Directions -
Provide the number of lines where the word "category" occurs, and no other text.

Collected data:

┄┄┄┄┄┄

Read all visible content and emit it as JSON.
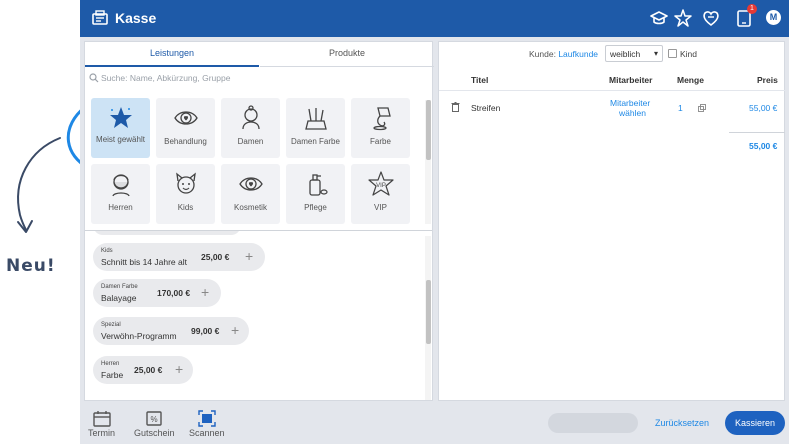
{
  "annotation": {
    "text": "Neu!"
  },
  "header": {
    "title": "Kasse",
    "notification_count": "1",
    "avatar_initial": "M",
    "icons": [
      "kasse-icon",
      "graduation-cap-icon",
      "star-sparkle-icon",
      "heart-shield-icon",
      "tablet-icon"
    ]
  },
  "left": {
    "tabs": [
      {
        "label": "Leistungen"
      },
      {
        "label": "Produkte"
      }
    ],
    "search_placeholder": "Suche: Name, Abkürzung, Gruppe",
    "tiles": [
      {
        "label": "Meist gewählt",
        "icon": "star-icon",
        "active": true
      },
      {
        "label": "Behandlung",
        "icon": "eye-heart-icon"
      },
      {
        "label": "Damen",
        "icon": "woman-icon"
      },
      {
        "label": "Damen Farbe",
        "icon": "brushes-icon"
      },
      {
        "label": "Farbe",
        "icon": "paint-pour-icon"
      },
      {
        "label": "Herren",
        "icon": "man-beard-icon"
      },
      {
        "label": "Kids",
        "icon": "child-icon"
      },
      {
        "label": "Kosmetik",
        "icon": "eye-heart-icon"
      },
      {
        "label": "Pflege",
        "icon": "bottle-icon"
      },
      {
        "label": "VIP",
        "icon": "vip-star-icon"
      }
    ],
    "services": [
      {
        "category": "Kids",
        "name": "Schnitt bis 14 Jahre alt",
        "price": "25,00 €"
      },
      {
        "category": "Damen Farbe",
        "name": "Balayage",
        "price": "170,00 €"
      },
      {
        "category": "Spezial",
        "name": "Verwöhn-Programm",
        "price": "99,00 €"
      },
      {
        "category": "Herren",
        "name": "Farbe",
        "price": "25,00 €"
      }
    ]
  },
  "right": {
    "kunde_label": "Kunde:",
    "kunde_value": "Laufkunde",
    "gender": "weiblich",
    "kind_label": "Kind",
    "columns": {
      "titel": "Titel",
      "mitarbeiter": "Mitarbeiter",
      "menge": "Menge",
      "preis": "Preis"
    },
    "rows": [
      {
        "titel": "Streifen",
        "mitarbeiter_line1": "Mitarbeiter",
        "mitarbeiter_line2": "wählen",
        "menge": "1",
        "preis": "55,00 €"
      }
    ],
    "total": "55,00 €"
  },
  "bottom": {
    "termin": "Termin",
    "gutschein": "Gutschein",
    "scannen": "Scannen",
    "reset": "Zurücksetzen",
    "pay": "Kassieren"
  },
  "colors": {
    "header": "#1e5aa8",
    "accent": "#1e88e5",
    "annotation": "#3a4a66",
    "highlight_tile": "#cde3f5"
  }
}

┄┄┄┄┄┄

Answer in full -
4